Given data:
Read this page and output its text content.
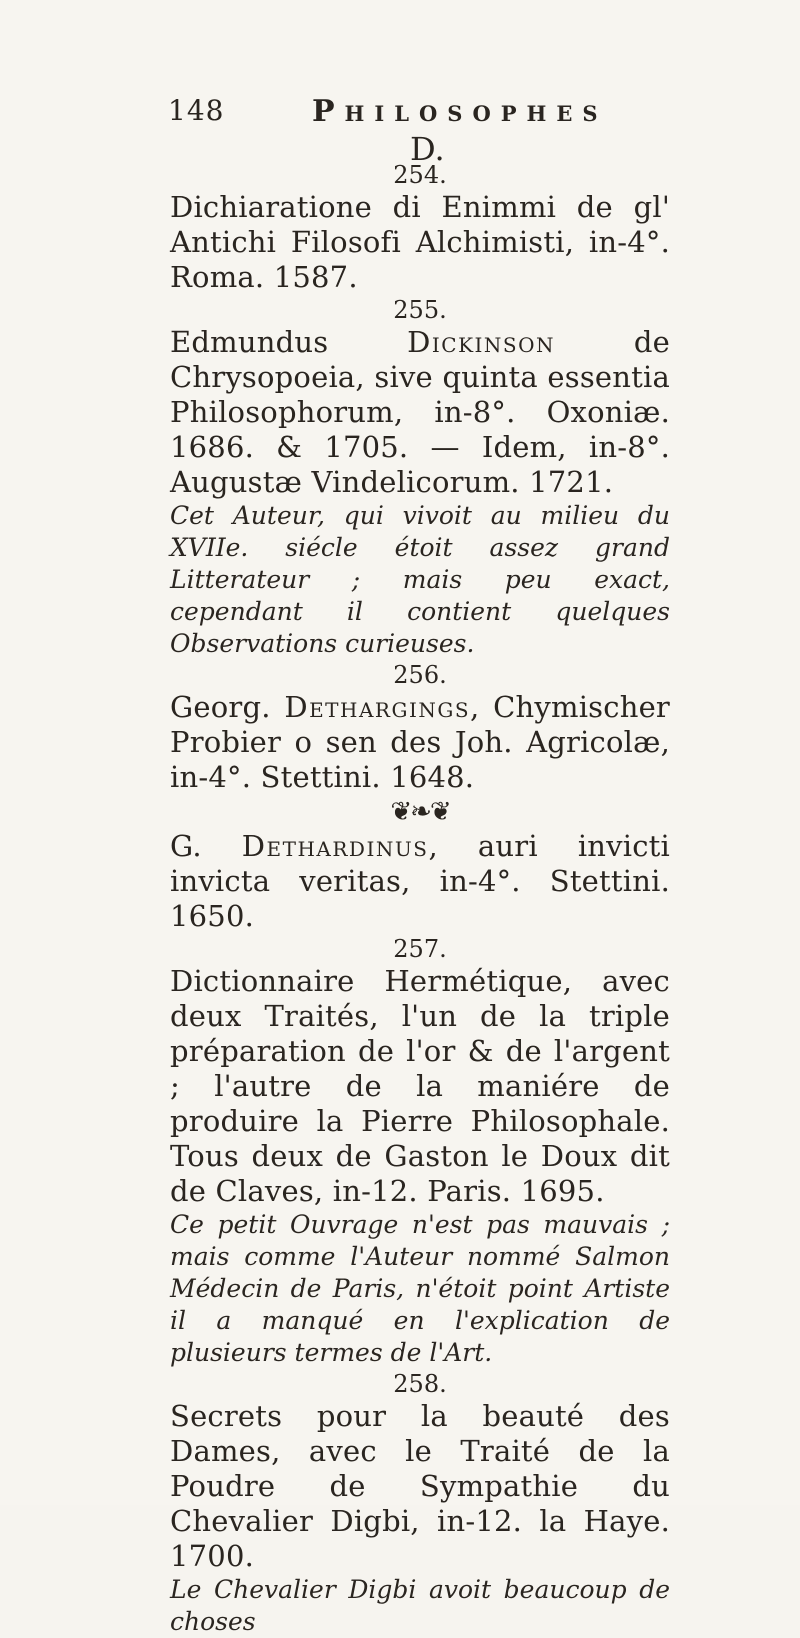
148	Philosophes
D.
254.
Dichiaratione di Enimmi de gl' Antichi Filosofi Alchimisti, in-4°. Roma. 1587.
255.
Edmundus Dickinson de Chrysopoeia, sive quinta essentia Philosophorum, in-8°. Oxoniæ. 1686. & 1705. — Idem, in-8°. Augustæ Vindelicorum. 1721.
Cet Auteur, qui vivoit au milieu du XVIIe. siécle étoit assez grand Litterateur ; mais peu exact, cependant il contient quelques Observations curieuses.
256.
Georg. Dethargings, Chymischer Probier o sen des Joh. Agricolæ, in-4°. Stettini. 1648.
❦❧❦
G. Dethardinus, auri invicti invicta veritas, in-4°. Stettini. 1650.
257.
Dictionnaire Hermétique, avec deux Traités, l'un de la triple préparation de l'or & de l'argent ; l'autre de la maniére de produire la Pierre Philosophale. Tous deux de Gaston le Doux dit de Claves, in-12. Paris. 1695.
Ce petit Ouvrage n'est pas mauvais ; mais comme l'Auteur nommé Salmon Médecin de Paris, n'étoit point Artiste il a manqué en l'explication de plusieurs termes de l'Art.
258.
Secrets pour la beauté des Dames, avec le Traité de la Poudre de Sympathie du Chevalier Digbi, in-12. la Haye. 1700.
Le Chevalier Digbi avoit beaucoup de choses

Work instructions: Exclude the images, then output the data above word for word.

In response:
Read this page and output its text content.
148	Philosophes
D.
254.
Dichiaratione di Enimmi de gl' Antichi Filosofi Alchimisti, in-4°. Roma. 1587.
255.
Edmundus Dickinson de Chrysopoeia, sive quinta essentia Philosophorum, in-8°. Oxoniæ. 1686. & 1705. — Idem, in-8°. Augustæ Vindelicorum. 1721.
Cet Auteur, qui vivoit au milieu du XVIIe. siécle étoit assez grand Litterateur ; mais peu exact, cependant il contient quelques Observations curieuses.
256.
Georg. Dethargings, Chymischer Probier o sen des Joh. Agricolæ, in-4°. Stettini. 1648.
❦❧❦
G. Dethardinus, auri invicti invicta veritas, in-4°. Stettini. 1650.
257.
Dictionnaire Hermétique, avec deux Traités, l'un de la triple préparation de l'or & de l'argent ; l'autre de la maniére de produire la Pierre Philosophale. Tous deux de Gaston le Doux dit de Claves, in-12. Paris. 1695.
Ce petit Ouvrage n'est pas mauvais ; mais comme l'Auteur nommé Salmon Médecin de Paris, n'étoit point Artiste il a manqué en l'explication de plusieurs termes de l'Art.
258.
Secrets pour la beauté des Dames, avec le Traité de la Poudre de Sympathie du Chevalier Digbi, in-12. la Haye. 1700.
Le Chevalier Digbi avoit beaucoup de choses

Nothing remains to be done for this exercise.